━━━ Excerpted records

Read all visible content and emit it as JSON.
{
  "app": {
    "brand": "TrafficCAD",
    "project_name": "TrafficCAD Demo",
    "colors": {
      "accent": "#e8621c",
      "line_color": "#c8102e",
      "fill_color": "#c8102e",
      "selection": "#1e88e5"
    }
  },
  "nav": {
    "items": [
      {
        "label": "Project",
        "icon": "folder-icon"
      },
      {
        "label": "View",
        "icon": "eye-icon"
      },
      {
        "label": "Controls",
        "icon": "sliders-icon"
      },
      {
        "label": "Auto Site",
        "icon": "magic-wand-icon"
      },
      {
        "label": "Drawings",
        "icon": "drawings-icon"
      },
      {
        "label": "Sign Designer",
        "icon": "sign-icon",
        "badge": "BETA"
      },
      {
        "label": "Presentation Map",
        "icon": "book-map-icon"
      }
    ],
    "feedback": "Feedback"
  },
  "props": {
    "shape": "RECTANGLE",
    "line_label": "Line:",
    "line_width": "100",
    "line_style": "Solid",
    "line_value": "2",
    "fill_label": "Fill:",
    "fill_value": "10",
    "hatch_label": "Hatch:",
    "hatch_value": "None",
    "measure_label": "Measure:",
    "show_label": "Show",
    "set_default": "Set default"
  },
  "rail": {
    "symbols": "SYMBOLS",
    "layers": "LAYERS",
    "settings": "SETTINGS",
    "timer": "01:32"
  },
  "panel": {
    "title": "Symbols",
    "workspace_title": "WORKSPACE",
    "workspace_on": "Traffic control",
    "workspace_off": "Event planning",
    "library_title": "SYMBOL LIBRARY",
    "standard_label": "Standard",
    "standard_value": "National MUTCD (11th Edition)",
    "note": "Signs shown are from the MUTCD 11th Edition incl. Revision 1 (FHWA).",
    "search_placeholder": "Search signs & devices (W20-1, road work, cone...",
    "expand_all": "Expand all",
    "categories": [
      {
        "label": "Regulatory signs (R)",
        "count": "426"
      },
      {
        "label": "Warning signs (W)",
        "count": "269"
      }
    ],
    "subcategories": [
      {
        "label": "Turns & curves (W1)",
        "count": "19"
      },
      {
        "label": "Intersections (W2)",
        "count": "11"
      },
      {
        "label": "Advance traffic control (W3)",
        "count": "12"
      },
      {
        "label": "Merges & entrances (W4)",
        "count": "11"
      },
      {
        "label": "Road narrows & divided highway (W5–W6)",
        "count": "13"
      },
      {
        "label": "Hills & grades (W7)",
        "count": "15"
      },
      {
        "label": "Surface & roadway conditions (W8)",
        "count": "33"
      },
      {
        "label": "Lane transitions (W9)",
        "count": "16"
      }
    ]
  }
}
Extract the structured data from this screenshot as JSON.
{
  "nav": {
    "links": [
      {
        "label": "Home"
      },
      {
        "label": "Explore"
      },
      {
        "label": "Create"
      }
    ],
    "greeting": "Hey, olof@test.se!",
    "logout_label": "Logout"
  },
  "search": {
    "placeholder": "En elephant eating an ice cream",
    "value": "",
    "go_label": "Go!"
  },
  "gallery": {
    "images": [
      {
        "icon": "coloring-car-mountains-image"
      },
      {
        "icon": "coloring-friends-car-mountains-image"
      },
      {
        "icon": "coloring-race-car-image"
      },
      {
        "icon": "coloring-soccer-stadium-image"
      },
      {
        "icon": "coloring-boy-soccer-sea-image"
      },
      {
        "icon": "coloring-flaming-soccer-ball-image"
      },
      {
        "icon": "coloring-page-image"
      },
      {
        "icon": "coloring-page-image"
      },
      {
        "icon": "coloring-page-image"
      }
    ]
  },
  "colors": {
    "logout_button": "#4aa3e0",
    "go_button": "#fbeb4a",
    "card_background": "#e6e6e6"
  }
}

━━━━━━

Requirement: Count every line in the data where the string "from" occurs. Give nothing except the number.

Expected output: 2